Show every line that has the string "Windows" in it.
··· Material for this task
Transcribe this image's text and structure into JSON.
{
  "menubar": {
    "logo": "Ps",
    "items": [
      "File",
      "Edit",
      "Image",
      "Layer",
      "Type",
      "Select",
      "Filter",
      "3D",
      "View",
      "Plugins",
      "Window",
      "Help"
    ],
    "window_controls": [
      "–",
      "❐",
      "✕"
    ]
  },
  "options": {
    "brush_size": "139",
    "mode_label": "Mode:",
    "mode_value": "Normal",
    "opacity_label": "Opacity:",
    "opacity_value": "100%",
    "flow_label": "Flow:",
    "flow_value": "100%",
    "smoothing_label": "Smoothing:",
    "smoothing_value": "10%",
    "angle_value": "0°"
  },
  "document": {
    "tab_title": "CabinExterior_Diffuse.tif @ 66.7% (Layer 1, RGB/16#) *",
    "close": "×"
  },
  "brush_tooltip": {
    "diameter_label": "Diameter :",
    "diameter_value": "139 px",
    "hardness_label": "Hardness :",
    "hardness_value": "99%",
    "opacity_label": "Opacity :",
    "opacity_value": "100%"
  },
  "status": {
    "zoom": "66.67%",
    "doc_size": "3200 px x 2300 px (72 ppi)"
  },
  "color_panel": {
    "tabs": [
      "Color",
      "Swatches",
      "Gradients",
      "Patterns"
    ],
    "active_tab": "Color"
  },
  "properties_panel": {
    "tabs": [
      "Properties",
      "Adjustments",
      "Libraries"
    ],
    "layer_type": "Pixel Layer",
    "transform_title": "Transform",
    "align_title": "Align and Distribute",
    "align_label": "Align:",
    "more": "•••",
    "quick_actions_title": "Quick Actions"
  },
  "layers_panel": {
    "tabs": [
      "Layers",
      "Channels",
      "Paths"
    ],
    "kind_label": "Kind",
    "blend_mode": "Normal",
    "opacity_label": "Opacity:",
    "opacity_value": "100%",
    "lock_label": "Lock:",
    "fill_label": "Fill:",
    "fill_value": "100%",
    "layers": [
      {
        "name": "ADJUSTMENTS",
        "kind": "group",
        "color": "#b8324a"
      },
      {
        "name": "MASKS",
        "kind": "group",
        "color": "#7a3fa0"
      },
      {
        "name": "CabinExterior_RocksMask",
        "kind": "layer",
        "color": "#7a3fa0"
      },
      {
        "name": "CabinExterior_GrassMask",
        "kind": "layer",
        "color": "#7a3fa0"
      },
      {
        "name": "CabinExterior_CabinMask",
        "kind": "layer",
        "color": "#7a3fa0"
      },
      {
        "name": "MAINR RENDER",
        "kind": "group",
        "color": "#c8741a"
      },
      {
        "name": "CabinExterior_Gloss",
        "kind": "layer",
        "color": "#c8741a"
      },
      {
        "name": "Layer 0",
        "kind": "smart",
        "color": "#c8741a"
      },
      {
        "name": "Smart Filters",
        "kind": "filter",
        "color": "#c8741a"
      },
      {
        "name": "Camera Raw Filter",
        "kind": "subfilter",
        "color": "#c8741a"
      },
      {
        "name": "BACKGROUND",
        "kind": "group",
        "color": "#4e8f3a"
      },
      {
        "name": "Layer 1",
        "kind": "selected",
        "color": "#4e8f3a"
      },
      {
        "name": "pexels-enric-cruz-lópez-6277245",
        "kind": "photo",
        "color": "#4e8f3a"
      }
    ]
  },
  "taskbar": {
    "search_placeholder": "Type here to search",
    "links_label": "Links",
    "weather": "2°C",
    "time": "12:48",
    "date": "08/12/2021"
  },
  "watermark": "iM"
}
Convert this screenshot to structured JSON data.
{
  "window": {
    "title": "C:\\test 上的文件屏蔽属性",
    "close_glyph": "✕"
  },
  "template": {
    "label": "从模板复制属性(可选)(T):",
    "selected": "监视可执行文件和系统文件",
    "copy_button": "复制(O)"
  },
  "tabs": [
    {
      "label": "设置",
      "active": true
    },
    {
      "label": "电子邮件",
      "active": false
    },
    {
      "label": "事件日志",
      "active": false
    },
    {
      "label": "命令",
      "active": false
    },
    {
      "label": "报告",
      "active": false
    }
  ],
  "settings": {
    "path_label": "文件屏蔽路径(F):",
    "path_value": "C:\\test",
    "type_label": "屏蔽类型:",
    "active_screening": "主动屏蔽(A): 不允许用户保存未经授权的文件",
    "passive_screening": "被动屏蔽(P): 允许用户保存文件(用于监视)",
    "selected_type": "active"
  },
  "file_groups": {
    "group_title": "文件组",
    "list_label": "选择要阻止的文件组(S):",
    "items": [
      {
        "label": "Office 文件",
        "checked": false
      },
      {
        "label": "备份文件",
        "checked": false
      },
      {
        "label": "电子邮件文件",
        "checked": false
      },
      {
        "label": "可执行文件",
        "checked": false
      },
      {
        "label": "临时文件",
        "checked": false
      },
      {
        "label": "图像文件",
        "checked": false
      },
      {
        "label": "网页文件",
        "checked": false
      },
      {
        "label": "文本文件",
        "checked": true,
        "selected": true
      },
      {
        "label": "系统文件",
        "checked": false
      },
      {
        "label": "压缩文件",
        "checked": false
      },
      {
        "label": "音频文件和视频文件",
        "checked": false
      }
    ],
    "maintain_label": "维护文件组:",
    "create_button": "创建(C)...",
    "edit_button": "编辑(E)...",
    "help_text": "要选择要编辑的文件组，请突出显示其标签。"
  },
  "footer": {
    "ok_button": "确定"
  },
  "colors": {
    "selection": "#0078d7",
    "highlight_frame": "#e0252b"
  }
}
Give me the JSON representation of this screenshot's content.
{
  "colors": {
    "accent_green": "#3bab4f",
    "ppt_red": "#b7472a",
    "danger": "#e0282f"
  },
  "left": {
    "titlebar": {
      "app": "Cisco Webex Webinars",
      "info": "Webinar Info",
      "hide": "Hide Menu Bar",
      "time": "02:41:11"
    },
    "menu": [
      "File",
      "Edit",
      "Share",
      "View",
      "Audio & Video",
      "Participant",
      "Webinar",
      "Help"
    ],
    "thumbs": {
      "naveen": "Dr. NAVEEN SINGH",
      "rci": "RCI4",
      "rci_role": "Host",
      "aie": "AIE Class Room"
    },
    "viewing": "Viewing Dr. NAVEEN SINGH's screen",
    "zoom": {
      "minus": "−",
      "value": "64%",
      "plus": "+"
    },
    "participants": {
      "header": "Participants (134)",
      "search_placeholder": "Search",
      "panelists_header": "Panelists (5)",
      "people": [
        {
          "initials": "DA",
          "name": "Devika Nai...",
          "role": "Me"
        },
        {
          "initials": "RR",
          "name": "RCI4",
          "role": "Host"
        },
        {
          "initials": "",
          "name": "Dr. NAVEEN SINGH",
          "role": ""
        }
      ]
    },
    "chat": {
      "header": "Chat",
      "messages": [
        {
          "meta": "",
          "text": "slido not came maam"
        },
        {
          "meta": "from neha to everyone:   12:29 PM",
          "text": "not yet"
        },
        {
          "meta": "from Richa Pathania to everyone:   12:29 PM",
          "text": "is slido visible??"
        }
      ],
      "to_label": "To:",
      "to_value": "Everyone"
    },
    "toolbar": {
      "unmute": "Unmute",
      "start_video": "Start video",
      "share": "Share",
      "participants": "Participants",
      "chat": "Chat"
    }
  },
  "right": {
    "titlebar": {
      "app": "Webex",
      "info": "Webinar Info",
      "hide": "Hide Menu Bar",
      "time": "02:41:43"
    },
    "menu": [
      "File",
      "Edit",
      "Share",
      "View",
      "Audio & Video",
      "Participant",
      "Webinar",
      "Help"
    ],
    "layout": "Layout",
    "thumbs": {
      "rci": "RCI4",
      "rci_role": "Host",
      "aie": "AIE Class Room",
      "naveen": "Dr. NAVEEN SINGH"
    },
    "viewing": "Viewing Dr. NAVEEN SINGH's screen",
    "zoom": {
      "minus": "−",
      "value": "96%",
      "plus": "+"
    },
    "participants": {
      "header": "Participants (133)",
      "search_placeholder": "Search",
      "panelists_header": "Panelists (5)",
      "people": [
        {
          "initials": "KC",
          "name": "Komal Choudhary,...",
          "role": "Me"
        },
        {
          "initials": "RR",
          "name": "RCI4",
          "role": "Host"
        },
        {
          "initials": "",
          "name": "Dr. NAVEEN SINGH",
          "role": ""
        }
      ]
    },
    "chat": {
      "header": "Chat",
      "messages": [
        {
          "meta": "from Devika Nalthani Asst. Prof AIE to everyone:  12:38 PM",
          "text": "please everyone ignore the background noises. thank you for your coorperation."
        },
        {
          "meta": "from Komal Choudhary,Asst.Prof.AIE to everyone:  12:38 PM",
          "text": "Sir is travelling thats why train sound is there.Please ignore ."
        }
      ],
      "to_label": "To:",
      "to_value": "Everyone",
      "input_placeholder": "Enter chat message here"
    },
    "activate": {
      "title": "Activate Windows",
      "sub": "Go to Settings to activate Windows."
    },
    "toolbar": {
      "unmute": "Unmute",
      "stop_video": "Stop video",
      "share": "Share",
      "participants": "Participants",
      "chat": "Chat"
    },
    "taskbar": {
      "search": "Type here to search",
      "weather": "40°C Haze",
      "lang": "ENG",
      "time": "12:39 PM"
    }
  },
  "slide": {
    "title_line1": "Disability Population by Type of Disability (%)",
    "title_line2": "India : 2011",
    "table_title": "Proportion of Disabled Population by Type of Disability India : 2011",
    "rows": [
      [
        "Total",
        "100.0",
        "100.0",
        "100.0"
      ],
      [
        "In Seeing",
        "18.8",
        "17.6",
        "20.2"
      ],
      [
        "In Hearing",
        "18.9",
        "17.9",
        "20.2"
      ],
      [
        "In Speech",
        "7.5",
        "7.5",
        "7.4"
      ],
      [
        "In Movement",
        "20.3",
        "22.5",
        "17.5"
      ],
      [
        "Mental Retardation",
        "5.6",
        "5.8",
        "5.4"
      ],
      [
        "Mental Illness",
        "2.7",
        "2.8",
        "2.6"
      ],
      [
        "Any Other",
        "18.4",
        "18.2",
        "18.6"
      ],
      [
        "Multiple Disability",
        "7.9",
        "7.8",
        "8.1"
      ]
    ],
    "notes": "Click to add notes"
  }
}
······
_Completed task:_
      "title": "Activate Windows",
      "sub": "Go to Settings to activate Windows."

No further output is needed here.